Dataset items
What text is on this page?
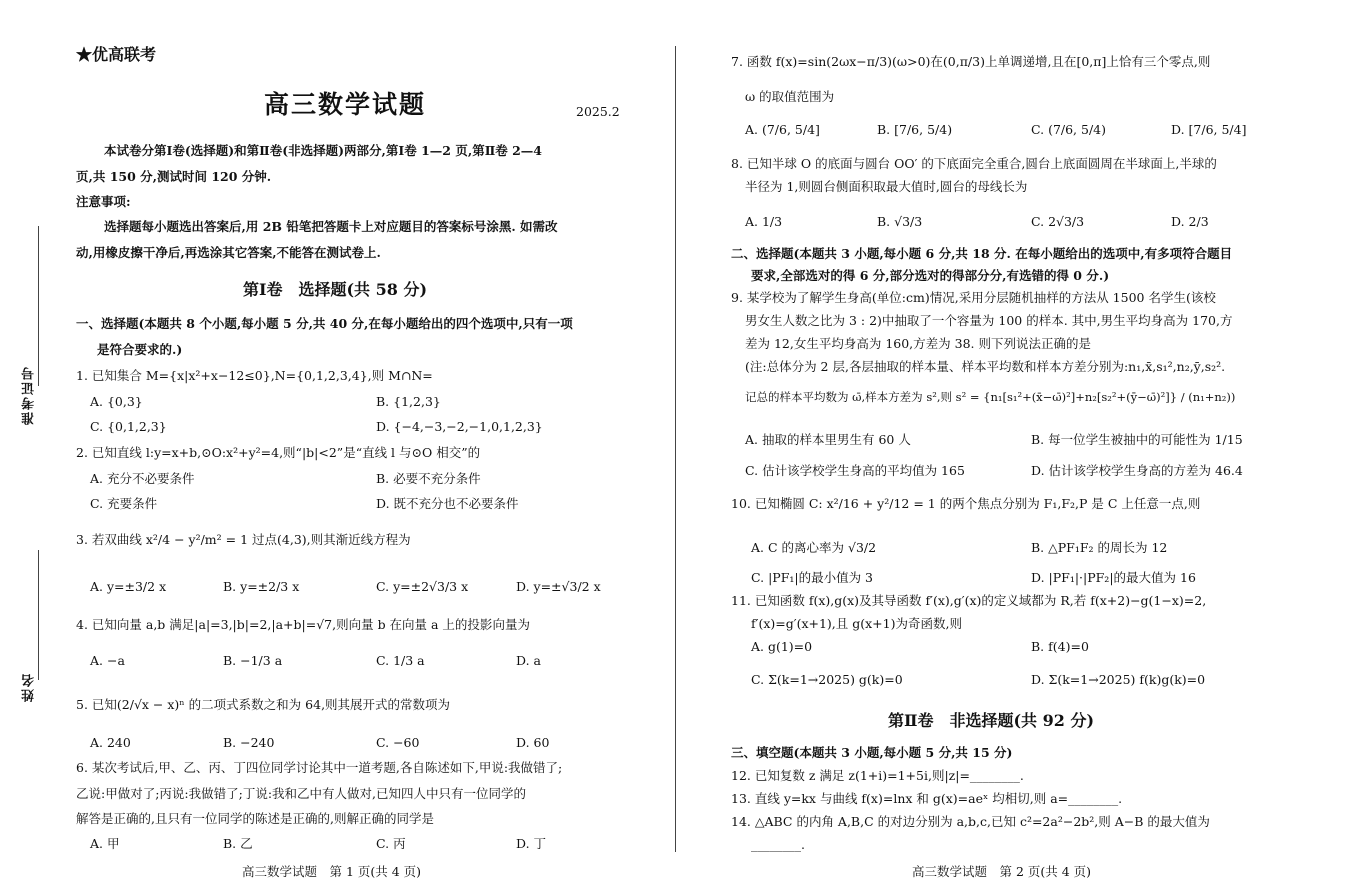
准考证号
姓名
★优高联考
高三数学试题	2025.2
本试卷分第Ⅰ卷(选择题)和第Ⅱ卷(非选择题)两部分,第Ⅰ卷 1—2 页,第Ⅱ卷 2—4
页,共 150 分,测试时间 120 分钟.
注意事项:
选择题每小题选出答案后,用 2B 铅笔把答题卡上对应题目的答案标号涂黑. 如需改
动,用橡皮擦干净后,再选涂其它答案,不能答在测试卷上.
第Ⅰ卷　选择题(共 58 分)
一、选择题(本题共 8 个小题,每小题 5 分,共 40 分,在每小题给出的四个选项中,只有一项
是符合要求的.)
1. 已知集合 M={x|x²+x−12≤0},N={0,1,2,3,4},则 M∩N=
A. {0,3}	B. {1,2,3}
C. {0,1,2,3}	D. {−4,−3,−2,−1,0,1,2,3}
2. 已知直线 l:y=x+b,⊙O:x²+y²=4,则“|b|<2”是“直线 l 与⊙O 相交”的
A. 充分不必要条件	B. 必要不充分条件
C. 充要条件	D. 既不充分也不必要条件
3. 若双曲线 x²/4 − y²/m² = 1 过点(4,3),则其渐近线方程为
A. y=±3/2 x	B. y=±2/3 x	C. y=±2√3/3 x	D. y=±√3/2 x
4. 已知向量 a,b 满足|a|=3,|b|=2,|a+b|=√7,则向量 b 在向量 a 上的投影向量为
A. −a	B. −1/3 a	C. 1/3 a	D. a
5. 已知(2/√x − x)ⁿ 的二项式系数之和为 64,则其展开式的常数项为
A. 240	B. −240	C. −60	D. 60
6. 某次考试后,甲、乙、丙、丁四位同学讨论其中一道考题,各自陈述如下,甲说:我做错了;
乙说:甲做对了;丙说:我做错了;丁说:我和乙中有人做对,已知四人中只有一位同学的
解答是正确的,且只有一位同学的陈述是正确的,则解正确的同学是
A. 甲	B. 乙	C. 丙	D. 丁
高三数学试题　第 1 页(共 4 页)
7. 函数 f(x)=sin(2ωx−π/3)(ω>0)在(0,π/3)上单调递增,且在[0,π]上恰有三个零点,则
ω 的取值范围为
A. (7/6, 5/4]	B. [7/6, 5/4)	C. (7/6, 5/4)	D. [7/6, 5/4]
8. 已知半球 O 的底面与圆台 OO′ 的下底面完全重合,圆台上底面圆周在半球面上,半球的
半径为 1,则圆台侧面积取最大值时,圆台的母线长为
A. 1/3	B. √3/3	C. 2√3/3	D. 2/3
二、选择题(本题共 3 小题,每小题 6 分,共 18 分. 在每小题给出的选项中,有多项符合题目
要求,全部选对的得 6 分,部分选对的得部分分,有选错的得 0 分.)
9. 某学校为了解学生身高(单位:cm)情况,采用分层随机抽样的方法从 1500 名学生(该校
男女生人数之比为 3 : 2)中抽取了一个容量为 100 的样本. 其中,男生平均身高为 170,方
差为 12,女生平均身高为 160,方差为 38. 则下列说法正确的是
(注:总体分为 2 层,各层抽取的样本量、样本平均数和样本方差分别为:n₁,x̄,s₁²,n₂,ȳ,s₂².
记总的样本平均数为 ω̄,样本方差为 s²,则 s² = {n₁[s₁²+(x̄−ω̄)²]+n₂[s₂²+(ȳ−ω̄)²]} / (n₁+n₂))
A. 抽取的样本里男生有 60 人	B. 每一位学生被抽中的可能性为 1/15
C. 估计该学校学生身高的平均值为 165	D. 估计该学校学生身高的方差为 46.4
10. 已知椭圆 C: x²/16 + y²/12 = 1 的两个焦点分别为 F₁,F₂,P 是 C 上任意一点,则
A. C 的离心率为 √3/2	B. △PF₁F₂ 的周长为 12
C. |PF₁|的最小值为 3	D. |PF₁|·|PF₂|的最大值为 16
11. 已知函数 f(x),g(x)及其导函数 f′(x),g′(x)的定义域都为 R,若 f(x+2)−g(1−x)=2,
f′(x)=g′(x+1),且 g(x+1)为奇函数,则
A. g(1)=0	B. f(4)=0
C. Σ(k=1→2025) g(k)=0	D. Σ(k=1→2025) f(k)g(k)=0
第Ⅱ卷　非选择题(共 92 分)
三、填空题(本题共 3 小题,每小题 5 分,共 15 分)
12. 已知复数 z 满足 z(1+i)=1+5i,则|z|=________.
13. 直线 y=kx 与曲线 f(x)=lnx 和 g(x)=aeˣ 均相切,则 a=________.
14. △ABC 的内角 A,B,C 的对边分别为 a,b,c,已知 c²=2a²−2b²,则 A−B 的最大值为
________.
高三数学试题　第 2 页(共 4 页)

...

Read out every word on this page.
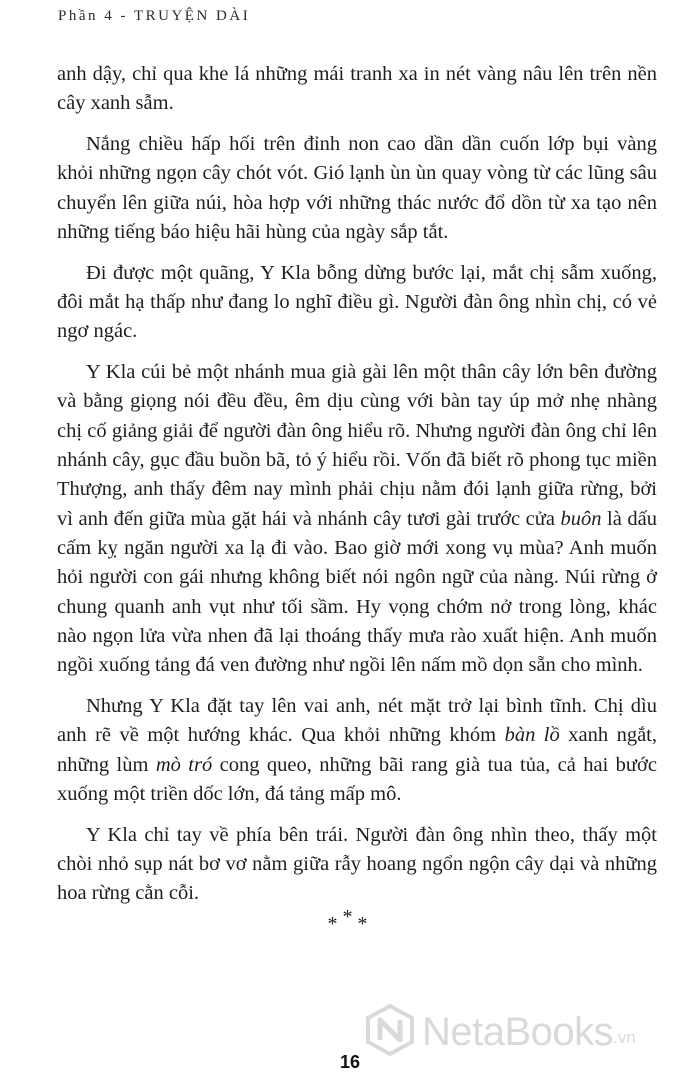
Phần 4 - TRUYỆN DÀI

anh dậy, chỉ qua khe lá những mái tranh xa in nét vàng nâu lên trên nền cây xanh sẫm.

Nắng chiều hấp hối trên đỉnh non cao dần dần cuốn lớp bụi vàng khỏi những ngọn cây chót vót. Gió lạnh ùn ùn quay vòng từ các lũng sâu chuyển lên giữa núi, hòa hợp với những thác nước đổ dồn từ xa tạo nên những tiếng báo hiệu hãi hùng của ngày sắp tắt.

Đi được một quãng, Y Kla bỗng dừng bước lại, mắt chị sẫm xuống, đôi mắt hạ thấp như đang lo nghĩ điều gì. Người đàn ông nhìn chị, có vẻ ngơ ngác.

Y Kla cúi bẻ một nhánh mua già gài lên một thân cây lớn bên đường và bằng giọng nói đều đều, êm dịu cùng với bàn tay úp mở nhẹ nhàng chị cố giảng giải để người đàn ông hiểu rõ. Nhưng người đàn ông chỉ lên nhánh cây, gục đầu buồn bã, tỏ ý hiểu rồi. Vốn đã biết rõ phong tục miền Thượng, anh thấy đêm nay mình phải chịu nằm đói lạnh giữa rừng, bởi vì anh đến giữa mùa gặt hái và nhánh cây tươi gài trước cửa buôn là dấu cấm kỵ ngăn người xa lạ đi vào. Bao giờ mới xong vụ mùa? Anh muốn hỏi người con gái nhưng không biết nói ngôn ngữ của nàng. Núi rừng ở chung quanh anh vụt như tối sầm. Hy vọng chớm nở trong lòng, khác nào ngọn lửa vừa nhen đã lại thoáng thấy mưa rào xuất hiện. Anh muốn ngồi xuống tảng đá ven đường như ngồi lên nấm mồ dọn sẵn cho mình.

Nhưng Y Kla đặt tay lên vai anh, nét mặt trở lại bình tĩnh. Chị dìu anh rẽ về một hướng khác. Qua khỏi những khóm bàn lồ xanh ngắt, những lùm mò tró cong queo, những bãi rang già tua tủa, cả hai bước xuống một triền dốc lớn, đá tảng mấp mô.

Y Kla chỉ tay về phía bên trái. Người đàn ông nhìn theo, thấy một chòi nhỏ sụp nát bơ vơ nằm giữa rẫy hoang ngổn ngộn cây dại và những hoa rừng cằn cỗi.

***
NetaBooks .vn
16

#### Brief
Copy every line above in which the string "rừng" shows up.

#### Answer to this problem
Y Kla cúi bẻ một nhánh mua già gài lên một thân cây lớn bên đường và bằng giọng nói đều đều, êm dịu cùng với bàn tay úp mở nhẹ nhàng chị cố giảng giải để người đàn ông hiểu rõ. Nhưng người đàn ông chỉ lên nhánh cây, gục đầu buồn bã, tỏ ý hiểu rồi. Vốn đã biết rõ phong tục miền Thượng, anh thấy đêm nay mình phải chịu nằm đói lạnh giữa rừng, bởi vì anh đến giữa mùa gặt hái và nhánh cây tươi gài trước cửa buôn là dấu cấm kỵ ngăn người xa lạ đi vào. Bao giờ mới xong vụ mùa? Anh muốn hỏi người con gái nhưng không biết nói ngôn ngữ của nàng. Núi rừng ở chung quanh anh vụt như tối sầm. Hy vọng chớm nở trong lòng, khác nào ngọn lửa vừa nhen đã lại thoáng thấy mưa rào xuất hiện. Anh muốn ngồi xuống tảng đá ven đường như ngồi lên nấm mồ dọn sẵn cho mình.
Y Kla chỉ tay về phía bên trái. Người đàn ông nhìn theo, thấy một chòi nhỏ sụp nát bơ vơ nằm giữa rẫy hoang ngổn ngộn cây dại và những hoa rừng cằn cỗi.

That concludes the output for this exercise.